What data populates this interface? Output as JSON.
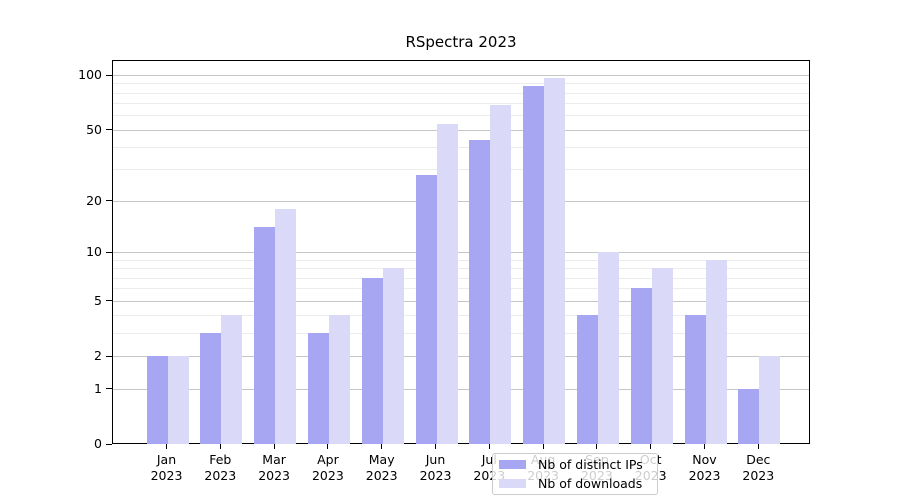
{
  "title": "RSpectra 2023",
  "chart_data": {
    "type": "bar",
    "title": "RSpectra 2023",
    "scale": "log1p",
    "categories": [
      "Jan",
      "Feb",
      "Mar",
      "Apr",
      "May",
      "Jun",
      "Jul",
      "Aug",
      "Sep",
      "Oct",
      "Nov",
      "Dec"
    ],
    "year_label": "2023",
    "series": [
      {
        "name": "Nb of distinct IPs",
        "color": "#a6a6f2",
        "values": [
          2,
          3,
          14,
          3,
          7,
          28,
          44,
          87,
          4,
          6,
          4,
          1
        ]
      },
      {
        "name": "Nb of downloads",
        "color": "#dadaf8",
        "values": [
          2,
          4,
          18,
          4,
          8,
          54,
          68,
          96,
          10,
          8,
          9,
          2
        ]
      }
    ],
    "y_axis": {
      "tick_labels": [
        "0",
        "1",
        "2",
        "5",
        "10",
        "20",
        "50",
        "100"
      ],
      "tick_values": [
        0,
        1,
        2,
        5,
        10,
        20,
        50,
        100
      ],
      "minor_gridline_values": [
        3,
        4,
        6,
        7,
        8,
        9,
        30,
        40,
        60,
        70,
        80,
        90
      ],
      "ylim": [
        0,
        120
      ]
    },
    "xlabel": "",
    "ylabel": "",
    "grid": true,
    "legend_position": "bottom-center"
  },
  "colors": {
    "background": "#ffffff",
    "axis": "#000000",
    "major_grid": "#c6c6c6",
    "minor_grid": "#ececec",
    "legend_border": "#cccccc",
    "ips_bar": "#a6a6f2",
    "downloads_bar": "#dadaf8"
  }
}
* * *
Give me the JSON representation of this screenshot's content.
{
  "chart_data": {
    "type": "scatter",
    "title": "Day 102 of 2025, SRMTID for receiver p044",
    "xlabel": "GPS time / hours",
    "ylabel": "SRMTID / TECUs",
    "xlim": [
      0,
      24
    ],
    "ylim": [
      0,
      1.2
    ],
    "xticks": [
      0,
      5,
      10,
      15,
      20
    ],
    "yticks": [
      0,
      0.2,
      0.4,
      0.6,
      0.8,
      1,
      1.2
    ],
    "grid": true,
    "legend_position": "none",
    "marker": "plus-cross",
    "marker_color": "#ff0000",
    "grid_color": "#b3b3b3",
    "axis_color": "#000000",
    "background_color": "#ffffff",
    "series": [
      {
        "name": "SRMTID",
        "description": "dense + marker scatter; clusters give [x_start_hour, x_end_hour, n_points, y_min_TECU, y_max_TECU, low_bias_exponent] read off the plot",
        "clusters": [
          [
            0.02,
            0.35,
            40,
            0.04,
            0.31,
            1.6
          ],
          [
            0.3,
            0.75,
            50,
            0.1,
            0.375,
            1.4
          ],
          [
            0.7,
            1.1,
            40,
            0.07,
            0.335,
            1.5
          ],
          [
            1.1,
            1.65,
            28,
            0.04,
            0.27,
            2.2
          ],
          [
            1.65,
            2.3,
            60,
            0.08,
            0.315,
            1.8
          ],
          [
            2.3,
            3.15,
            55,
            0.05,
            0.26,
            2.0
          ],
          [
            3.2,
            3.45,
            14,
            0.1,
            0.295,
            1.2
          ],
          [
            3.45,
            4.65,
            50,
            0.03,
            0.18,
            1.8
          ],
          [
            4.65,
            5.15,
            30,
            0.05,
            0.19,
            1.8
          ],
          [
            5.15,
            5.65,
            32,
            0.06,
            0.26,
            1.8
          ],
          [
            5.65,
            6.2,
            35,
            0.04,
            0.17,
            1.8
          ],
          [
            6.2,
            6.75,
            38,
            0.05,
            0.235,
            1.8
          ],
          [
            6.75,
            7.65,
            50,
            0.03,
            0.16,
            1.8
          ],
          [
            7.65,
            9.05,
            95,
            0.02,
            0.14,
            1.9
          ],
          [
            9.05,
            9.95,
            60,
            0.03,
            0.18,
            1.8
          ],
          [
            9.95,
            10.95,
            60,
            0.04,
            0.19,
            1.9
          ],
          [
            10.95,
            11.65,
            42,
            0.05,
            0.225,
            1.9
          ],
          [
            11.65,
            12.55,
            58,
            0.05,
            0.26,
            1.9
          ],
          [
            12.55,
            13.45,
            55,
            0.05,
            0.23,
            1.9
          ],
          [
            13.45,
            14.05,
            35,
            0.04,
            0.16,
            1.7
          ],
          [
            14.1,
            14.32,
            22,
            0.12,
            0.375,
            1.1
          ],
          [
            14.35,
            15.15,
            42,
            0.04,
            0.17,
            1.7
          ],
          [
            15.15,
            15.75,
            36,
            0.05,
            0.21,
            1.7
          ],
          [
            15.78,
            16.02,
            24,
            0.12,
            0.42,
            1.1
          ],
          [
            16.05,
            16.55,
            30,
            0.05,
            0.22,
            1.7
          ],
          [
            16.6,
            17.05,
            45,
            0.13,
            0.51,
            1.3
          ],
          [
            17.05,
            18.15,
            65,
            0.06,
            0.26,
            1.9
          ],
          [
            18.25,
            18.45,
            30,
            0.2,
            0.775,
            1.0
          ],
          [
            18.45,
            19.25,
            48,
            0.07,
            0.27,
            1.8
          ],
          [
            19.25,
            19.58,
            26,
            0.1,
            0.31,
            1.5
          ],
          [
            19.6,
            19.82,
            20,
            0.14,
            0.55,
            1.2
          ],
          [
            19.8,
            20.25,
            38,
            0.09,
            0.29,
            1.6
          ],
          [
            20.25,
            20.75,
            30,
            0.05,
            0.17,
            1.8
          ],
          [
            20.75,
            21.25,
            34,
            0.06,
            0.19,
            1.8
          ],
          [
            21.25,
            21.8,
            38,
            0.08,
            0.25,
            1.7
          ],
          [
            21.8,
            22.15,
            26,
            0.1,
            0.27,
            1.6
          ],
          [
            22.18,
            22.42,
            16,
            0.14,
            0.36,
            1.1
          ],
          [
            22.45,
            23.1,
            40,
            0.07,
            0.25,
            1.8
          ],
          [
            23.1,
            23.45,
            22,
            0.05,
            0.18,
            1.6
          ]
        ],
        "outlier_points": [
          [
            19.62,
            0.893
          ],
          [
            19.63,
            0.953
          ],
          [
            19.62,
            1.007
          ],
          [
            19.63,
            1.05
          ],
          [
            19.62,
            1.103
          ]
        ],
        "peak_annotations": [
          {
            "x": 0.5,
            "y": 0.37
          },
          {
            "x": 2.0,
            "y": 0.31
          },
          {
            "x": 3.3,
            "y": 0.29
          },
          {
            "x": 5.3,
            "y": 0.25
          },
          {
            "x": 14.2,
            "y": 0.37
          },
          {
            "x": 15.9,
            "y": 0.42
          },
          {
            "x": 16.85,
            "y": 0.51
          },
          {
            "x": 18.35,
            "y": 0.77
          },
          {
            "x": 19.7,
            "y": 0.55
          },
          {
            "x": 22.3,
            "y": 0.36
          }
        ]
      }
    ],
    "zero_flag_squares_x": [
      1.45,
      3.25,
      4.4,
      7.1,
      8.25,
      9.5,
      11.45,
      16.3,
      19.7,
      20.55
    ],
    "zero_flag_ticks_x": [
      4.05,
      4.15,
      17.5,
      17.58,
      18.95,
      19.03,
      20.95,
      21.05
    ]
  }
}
---
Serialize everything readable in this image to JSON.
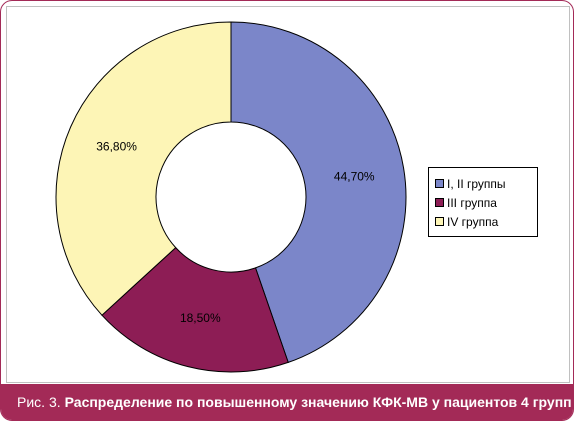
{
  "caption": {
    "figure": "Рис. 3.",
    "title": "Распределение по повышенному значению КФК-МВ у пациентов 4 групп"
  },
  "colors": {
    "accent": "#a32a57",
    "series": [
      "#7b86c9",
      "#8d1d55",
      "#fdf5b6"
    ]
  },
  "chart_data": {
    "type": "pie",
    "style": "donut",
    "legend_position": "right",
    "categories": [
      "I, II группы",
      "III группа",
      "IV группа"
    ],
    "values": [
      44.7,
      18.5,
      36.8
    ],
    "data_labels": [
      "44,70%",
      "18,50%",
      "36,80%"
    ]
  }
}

**Job**
Sift through the entries and copy every line with "JSON".

**Finished answer**
What data populates this interface? Output as JSON.
Give me the JSON representation of this screenshot's content.
Serialize everything readable in this image to JSON.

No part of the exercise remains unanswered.